▶ **REQUIRED TASK**
Transcribe the listing below word for word.

--- start EXERCISE INPUT ---

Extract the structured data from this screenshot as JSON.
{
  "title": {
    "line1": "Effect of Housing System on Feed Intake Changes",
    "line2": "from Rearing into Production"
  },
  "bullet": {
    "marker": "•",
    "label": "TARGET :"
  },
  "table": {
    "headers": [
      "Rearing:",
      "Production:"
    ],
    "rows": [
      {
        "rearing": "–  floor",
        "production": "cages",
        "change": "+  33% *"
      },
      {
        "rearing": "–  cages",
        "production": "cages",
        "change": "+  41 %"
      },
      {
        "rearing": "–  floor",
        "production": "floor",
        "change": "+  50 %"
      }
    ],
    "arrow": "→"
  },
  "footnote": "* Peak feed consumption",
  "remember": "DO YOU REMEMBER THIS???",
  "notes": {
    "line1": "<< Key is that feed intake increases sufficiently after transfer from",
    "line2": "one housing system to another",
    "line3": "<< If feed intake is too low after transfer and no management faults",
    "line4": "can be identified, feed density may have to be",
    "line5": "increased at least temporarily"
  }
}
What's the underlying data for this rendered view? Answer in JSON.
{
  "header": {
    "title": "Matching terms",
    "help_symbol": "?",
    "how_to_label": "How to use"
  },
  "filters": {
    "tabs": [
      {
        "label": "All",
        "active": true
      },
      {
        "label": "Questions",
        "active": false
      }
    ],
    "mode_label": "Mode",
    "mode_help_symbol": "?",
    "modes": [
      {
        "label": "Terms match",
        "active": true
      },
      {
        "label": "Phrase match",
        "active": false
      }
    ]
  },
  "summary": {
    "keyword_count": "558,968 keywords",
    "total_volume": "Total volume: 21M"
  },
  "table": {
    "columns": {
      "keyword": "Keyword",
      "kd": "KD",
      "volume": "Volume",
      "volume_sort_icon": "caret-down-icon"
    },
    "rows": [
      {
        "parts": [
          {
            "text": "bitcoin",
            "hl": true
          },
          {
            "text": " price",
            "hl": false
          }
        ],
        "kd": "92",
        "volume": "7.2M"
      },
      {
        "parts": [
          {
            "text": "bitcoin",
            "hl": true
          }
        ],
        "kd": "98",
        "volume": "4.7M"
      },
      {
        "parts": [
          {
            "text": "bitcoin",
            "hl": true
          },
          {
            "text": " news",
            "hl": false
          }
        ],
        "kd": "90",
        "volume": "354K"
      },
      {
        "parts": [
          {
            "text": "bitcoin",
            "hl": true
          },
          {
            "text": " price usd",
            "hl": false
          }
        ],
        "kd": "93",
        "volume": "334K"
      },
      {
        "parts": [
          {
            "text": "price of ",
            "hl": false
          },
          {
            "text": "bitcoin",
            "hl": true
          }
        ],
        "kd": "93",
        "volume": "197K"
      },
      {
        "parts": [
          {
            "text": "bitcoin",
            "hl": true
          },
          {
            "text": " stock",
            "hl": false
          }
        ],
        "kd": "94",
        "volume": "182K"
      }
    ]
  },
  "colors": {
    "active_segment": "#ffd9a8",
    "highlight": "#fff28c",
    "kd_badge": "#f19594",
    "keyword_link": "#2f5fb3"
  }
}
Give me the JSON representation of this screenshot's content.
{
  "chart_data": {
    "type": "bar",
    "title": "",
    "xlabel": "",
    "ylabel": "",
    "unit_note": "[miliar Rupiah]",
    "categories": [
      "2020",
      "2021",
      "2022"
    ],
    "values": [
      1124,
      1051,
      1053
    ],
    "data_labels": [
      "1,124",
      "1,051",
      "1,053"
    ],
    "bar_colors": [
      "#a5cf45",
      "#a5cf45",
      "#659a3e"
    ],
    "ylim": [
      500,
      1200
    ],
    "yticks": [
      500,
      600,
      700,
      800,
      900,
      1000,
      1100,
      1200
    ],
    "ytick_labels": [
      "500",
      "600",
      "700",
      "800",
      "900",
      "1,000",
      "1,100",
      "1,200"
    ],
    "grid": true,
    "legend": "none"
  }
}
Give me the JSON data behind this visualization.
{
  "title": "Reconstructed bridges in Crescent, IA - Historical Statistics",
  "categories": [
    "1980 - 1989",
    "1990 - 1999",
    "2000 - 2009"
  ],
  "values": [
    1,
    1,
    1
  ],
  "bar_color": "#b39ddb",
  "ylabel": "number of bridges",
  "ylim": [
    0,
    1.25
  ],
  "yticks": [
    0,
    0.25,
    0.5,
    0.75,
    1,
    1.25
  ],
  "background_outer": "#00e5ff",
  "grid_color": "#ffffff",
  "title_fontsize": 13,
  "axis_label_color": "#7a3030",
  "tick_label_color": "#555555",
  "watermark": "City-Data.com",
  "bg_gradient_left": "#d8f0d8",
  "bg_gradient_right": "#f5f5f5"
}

--- end EXERCISE INPUT ---

▶ **WRITTEN ANSWER**
Extract the structured data from this screenshot as JSON.
{
  "title": {
    "line1": "Effect of Housing System on Feed Intake Changes",
    "line2": "from Rearing into Production"
  },
  "bullet": {
    "marker": "•",
    "label": "TARGET :"
  },
  "table": {
    "headers": [
      "Rearing:",
      "Production:"
    ],
    "rows": [
      {
        "rearing": "–  floor",
        "production": "cages",
        "change": "+  33% *"
      },
      {
        "rearing": "–  cages",
        "production": "cages",
        "change": "+  41 %"
      },
      {
        "rearing": "–  floor",
        "production": "floor",
        "change": "+  50 %"
      }
    ],
    "arrow": "→"
  },
  "footnote": "* Peak feed consumption",
  "remember": "DO YOU REMEMBER THIS???",
  "notes": {
    "line1": "<< Key is that feed intake increases sufficiently after transfer from",
    "line2": "one housing system to another",
    "line3": "<< If feed intake is too low after transfer and no management faults",
    "line4": "can be identified, feed density may have to be",
    "line5": "increased at least temporarily"
  }
}
What's the underlying data for this rendered view? Answer in JSON.
{
  "header": {
    "title": "Matching terms",
    "help_symbol": "?",
    "how_to_label": "How to use"
  },
  "filters": {
    "tabs": [
      {
        "label": "All",
        "active": true
      },
      {
        "label": "Questions",
        "active": false
      }
    ],
    "mode_label": "Mode",
    "mode_help_symbol": "?",
    "modes": [
      {
        "label": "Terms match",
        "active": true
      },
      {
        "label": "Phrase match",
        "active": false
      }
    ]
  },
  "summary": {
    "keyword_count": "558,968 keywords",
    "total_volume": "Total volume: 21M"
  },
  "table": {
    "columns": {
      "keyword": "Keyword",
      "kd": "KD",
      "volume": "Volume",
      "volume_sort_icon": "caret-down-icon"
    },
    "rows": [
      {
        "parts": [
          {
            "text": "bitcoin",
            "hl": true
          },
          {
            "text": " price",
            "hl": false
          }
        ],
        "kd": "92",
        "volume": "7.2M"
      },
      {
        "parts": [
          {
            "text": "bitcoin",
            "hl": true
          }
        ],
        "kd": "98",
        "volume": "4.7M"
      },
      {
        "parts": [
          {
            "text": "bitcoin",
            "hl": true
          },
          {
            "text": " news",
            "hl": false
          }
        ],
        "kd": "90",
        "volume": "354K"
      },
      {
        "parts": [
          {
            "text": "bitcoin",
            "hl": true
          },
          {
            "text": " price usd",
            "hl": false
          }
        ],
        "kd": "93",
        "volume": "334K"
      },
      {
        "parts": [
          {
            "text": "price of ",
            "hl": false
          },
          {
            "text": "bitcoin",
            "hl": true
          }
        ],
        "kd": "93",
        "volume": "197K"
      },
      {
        "parts": [
          {
            "text": "bitcoin",
            "hl": true
          },
          {
            "text": " stock",
            "hl": false
          }
        ],
        "kd": "94",
        "volume": "182K"
      }
    ]
  },
  "colors": {
    "active_segment": "#ffd9a8",
    "highlight": "#fff28c",
    "kd_badge": "#f19594",
    "keyword_link": "#2f5fb3"
  }
}
Give me the JSON representation of this screenshot's content.
{
  "chart_data": {
    "type": "bar",
    "title": "",
    "xlabel": "",
    "ylabel": "",
    "unit_note": "[miliar Rupiah]",
    "categories": [
      "2020",
      "2021",
      "2022"
    ],
    "values": [
      1124,
      1051,
      1053
    ],
    "data_labels": [
      "1,124",
      "1,051",
      "1,053"
    ],
    "bar_colors": [
      "#a5cf45",
      "#a5cf45",
      "#659a3e"
    ],
    "ylim": [
      500,
      1200
    ],
    "yticks": [
      500,
      600,
      700,
      800,
      900,
      1000,
      1100,
      1200
    ],
    "ytick_labels": [
      "500",
      "600",
      "700",
      "800",
      "900",
      "1,000",
      "1,100",
      "1,200"
    ],
    "grid": true,
    "legend": "none"
  }
}
Give me the JSON data behind this visualization.
{
  "title": "Reconstructed bridges in Crescent, IA - Historical Statistics",
  "categories": [
    "1980 - 1989",
    "1990 - 1999",
    "2000 - 2009"
  ],
  "values": [
    1,
    1,
    1
  ],
  "bar_color": "#b39ddb",
  "ylabel": "number of bridges",
  "ylim": [
    0,
    1.25
  ],
  "yticks": [
    0,
    0.25,
    0.5,
    0.75,
    1,
    1.25
  ],
  "background_outer": "#00e5ff",
  "grid_color": "#ffffff",
  "title_fontsize": 13,
  "axis_label_color": "#7a3030",
  "tick_label_color": "#555555",
  "watermark": "City-Data.com",
  "bg_gradient_left": "#d8f0d8",
  "bg_gradient_right": "#f5f5f5"
}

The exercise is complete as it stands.